# Verilen Metin
UĞUR MUMCU’YU UNUTMADIK
Gazetecilik mesleğinde idolüm ve örnek aldığım araştırmacı gazeteci-yazar Uğur Mumcu’nun katledilmesinin üzerinden 31 yıl geçti.
24 Ocak 1993'te Ankara'da Karlı Sokak'taki evinin önünde arabasına konan C-4 tipi plastik bombanın patlaması sonucu yaşamını yitirmişti.
O kara günü bugün gibi anımsıyorum.
Suikast sonrası Türkiye ayağa kalkmış, dört bir yanda protesto gösterileri düzenlenmişti.
Uğur Mumcu, demokrasinin, Cumhuriyetin, Atatürk devrimlerinin, insan haklarının yılmaz ve kararlı savunucusuydu.
Karanlığın karşısındaydı.
Yolsuzluk yapanların, devletin, milletin parasını çalanların korkulu rüyasıydı.
Mumcu’nun tek silahı kalemiydi!
Gazetecilik mesleğinin şimdi içine düştüğü duruma bakınca Uğur Mumcu’yu daha çok arıyoruz.
Medyanın yüzde 90’nın siyasal iktidarın kontrolü ve denetimi altında olduğu gerçeği var.

# Alıştırma
Uğur Mumcu'yu anan metnin tamamını, hiçbir harfini değiştirmeden yeniden yazın. Girdilerin bu işle hiçbir ilgisi yoktur.

# Verilen Bilgiler
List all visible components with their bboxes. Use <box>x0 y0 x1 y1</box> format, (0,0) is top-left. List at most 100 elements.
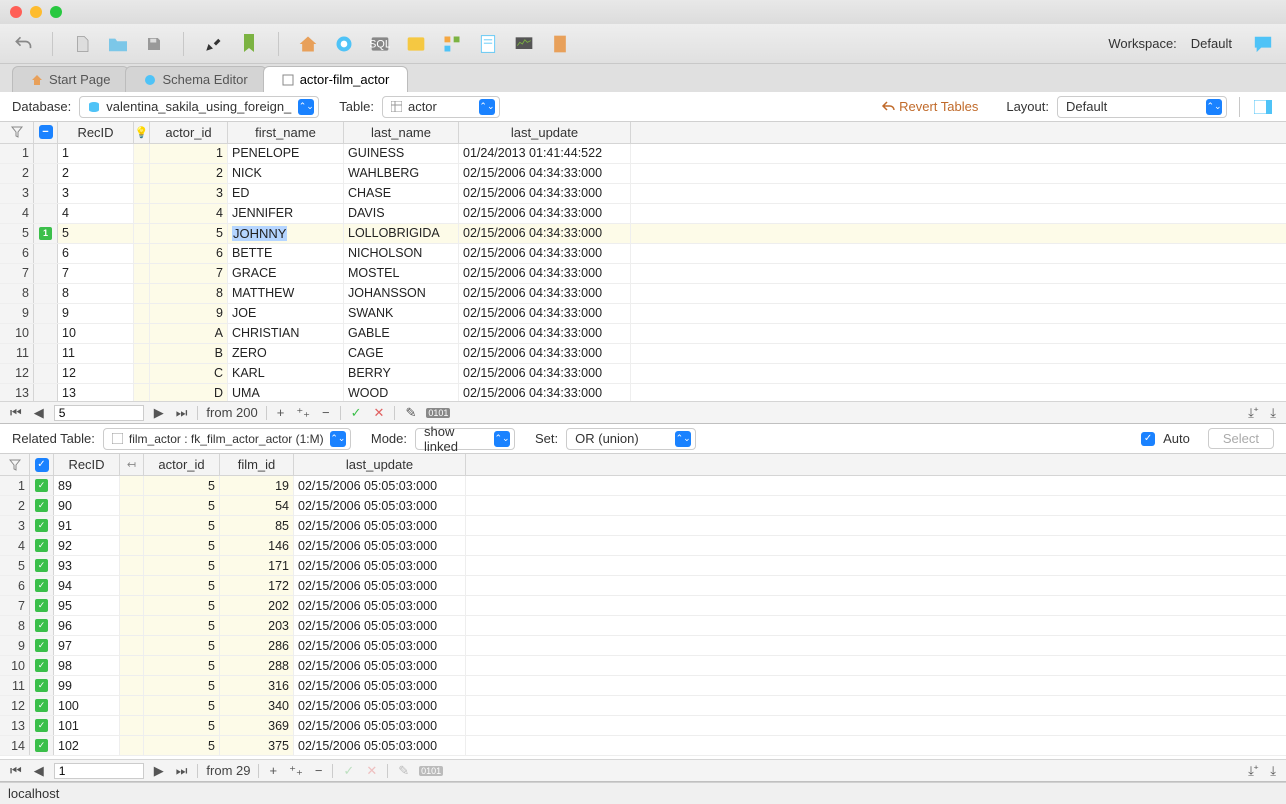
maximize-window-button[interactable] <box>50 6 62 18</box>
table-row[interactable]: 333EDCHASE02/15/2006 04:34:33:000 <box>0 184 1286 204</box>
undo-icon[interactable] <box>12 33 34 55</box>
col-actor-id[interactable]: actor_id <box>144 454 220 475</box>
col-bulb-icon[interactable]: 💡 <box>134 122 150 143</box>
minimize-window-button[interactable] <box>30 6 42 18</box>
table-row[interactable]: 777GRACEMOSTEL02/15/2006 04:34:33:000 <box>0 264 1286 284</box>
bookmark-icon[interactable] <box>238 33 260 55</box>
table-row[interactable]: 4✓92514602/15/2006 05:05:03:000 <box>0 536 1286 556</box>
revert-tables-button[interactable]: Revert Tables <box>881 99 978 114</box>
tab-actor-film-actor[interactable]: actor-film_actor <box>263 66 409 92</box>
col-film-id[interactable]: film_id <box>220 454 294 475</box>
first-page-button[interactable]: ⏮ <box>8 763 24 779</box>
diagram-icon[interactable] <box>441 33 463 55</box>
cancel-button[interactable]: ✕ <box>372 405 387 421</box>
form-icon[interactable] <box>477 33 499 55</box>
edit-button[interactable]: ✎ <box>403 405 418 421</box>
bottom-grid-body[interactable]: 1✓8951902/15/2006 05:05:03:0002✓9055402/… <box>0 476 1286 759</box>
report-icon[interactable] <box>549 33 571 55</box>
schema-icon[interactable] <box>333 33 355 55</box>
prev-page-button[interactable]: ◀ <box>32 405 46 421</box>
select-button[interactable]: Select <box>1208 428 1274 449</box>
table-row[interactable]: 2✓9055402/15/2006 05:05:03:000 <box>0 496 1286 516</box>
table-row[interactable]: 999JOESWANK02/15/2006 04:34:33:000 <box>0 304 1286 324</box>
export-button[interactable]: ⤓ <box>1268 405 1278 421</box>
query-icon[interactable] <box>405 33 427 55</box>
monitor-icon[interactable] <box>513 33 535 55</box>
first-page-button[interactable]: ⏮ <box>8 405 24 421</box>
page-input[interactable] <box>54 405 144 421</box>
table-row[interactable]: 13✓101536902/15/2006 05:05:03:000 <box>0 716 1286 736</box>
tab-schema-editor[interactable]: Schema Editor <box>125 66 266 92</box>
col-last-update[interactable]: last_update <box>459 122 631 143</box>
table-row[interactable]: 888MATTHEWJOHANSSON02/15/2006 04:34:33:0… <box>0 284 1286 304</box>
table-row[interactable]: 1212CKARLBERRY02/15/2006 04:34:33:000 <box>0 364 1286 384</box>
table-row[interactable]: 111PENELOPEGUINESS01/24/2013 01:41:44:52… <box>0 144 1286 164</box>
add-row-button[interactable]: + <box>275 405 287 420</box>
save-icon[interactable] <box>143 33 165 55</box>
table-row[interactable]: 1✓8951902/15/2006 05:05:03:000 <box>0 476 1286 496</box>
table-row[interactable]: 5155JOHNNYLOLLOBRIGIDA02/15/2006 04:34:3… <box>0 224 1286 244</box>
table-row[interactable]: 666BETTENICHOLSON02/15/2006 04:34:33:000 <box>0 244 1286 264</box>
new-file-icon[interactable] <box>71 33 93 55</box>
add-dup-row-button[interactable]: ⁺₊ <box>294 405 312 421</box>
table-row[interactable]: 1111BZEROCAGE02/15/2006 04:34:33:000 <box>0 344 1286 364</box>
col-last-update[interactable]: last_update <box>294 454 466 475</box>
set-select[interactable]: OR (union) ⌃⌄ <box>566 428 696 450</box>
folder-icon[interactable] <box>107 33 129 55</box>
hex-button[interactable]: 0101 <box>426 408 450 418</box>
col-first-name[interactable]: first_name <box>228 122 344 143</box>
page-input[interactable] <box>54 763 144 779</box>
remove-row-button[interactable]: − <box>313 763 325 778</box>
next-page-button[interactable]: ▶ <box>152 405 166 421</box>
remove-row-button[interactable]: − <box>320 405 332 420</box>
table-row[interactable]: 444JENNIFERDAVIS02/15/2006 04:34:33:000 <box>0 204 1286 224</box>
table-row[interactable]: 5✓93517102/15/2006 05:05:03:000 <box>0 556 1286 576</box>
table-row[interactable]: 6✓94517202/15/2006 05:05:03:000 <box>0 576 1286 596</box>
last-page-button[interactable]: ⏭ <box>174 763 190 779</box>
table-row[interactable]: 9✓97528602/15/2006 05:05:03:000 <box>0 636 1286 656</box>
import-button[interactable]: ⤓⁺ <box>1246 763 1260 779</box>
table-row[interactable]: 7✓95520202/15/2006 05:05:03:000 <box>0 596 1286 616</box>
cancel-button[interactable]: ✕ <box>364 763 379 779</box>
next-page-button[interactable]: ▶ <box>152 763 166 779</box>
edit-button[interactable]: ✎ <box>396 763 411 779</box>
pen-icon[interactable] <box>202 33 224 55</box>
col-last-name[interactable]: last_name <box>344 122 459 143</box>
col-recid[interactable]: RecID <box>58 122 134 143</box>
toggle-all-checkbox[interactable]: ✓ <box>30 454 54 475</box>
workspace-value[interactable]: Default <box>1185 34 1238 53</box>
table-row[interactable]: 8✓96520302/15/2006 05:05:03:000 <box>0 616 1286 636</box>
add-dup-row-button[interactable]: ⁺₊ <box>287 763 305 779</box>
prev-page-button[interactable]: ◀ <box>32 763 46 779</box>
chat-icon[interactable] <box>1252 33 1274 55</box>
sql-icon[interactable]: SQL <box>369 33 391 55</box>
filter-column-icon[interactable] <box>0 122 34 143</box>
database-select[interactable]: valentina_sakila_using_foreign_key ⌃⌄ <box>79 96 319 118</box>
import-button[interactable]: ⤓⁺ <box>1246 405 1260 421</box>
related-table-select[interactable]: film_actor : fk_film_actor_actor (1:M) ⌃… <box>103 428 351 450</box>
hex-button[interactable]: 0101 <box>419 766 443 776</box>
add-row-button[interactable]: + <box>267 763 279 778</box>
filter-column-icon[interactable] <box>0 454 30 475</box>
close-window-button[interactable] <box>10 6 22 18</box>
table-row[interactable]: 3✓9158502/15/2006 05:05:03:000 <box>0 516 1286 536</box>
table-row[interactable]: 1313DUMAWOOD02/15/2006 04:34:33:000 <box>0 384 1286 401</box>
table-row[interactable]: 14✓102537502/15/2006 05:05:03:000 <box>0 736 1286 756</box>
col-recid[interactable]: RecID <box>54 454 120 475</box>
auto-checkbox[interactable]: ✓ <box>1141 432 1155 446</box>
commit-button[interactable]: ✓ <box>349 405 364 421</box>
tab-start-page[interactable]: Start Page <box>12 66 129 92</box>
mode-select[interactable]: show linked ⌃⌄ <box>415 428 515 450</box>
table-select[interactable]: actor ⌃⌄ <box>382 96 500 118</box>
top-grid-body[interactable]: 111PENELOPEGUINESS01/24/2013 01:41:44:52… <box>0 144 1286 401</box>
panel-right-icon[interactable] <box>1252 96 1274 118</box>
table-row[interactable]: 222NICKWAHLBERG02/15/2006 04:34:33:000 <box>0 164 1286 184</box>
toggle-all-marker[interactable]: − <box>34 122 58 143</box>
table-row[interactable]: 10✓98528802/15/2006 05:05:03:000 <box>0 656 1286 676</box>
export-button[interactable]: ⤓ <box>1268 763 1278 779</box>
last-page-button[interactable]: ⏭ <box>174 405 190 421</box>
col-link-icon[interactable]: ↤ <box>120 454 144 475</box>
layout-select[interactable]: Default ⌃⌄ <box>1057 96 1227 118</box>
col-actor-id[interactable]: actor_id <box>150 122 228 143</box>
table-row[interactable]: 1010ACHRISTIANGABLE02/15/2006 04:34:33:0… <box>0 324 1286 344</box>
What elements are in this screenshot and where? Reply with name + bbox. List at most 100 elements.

# Görev Sonucu
UĞUR MUMCU’YU UNUTMADIK
Gazetecilik mesleğinde idolüm ve örnek aldığım araştırmacı gazeteci-yazar Uğur Mumcu’nun katledilmesinin üzerinden 31 yıl geçti.
24 Ocak 1993'te Ankara'da Karlı Sokak'taki evinin önünde arabasına konan C-4 tipi plastik bombanın patlaması sonucu yaşamını yitirmişti.
O kara günü bugün gibi anımsıyorum.
Suikast sonrası Türkiye ayağa kalkmış, dört bir yanda protesto gösterileri düzenlenmişti.
Uğur Mumcu, demokrasinin, Cumhuriyetin, Atatürk devrimlerinin, insan haklarının yılmaz ve kararlı savunucusuydu.
Karanlığın karşısındaydı.
Yolsuzluk yapanların, devletin, milletin parasını çalanların korkulu rüyasıydı.
Mumcu’nun tek silahı kalemiydi!
Gazetecilik mesleğinin şimdi içine düştüğü duruma bakınca Uğur Mumcu’yu daha çok arıyoruz.
Medyanın yüzde 90’nın siyasal iktidarın kontrolü ve denetimi altında olduğu gerçeği var.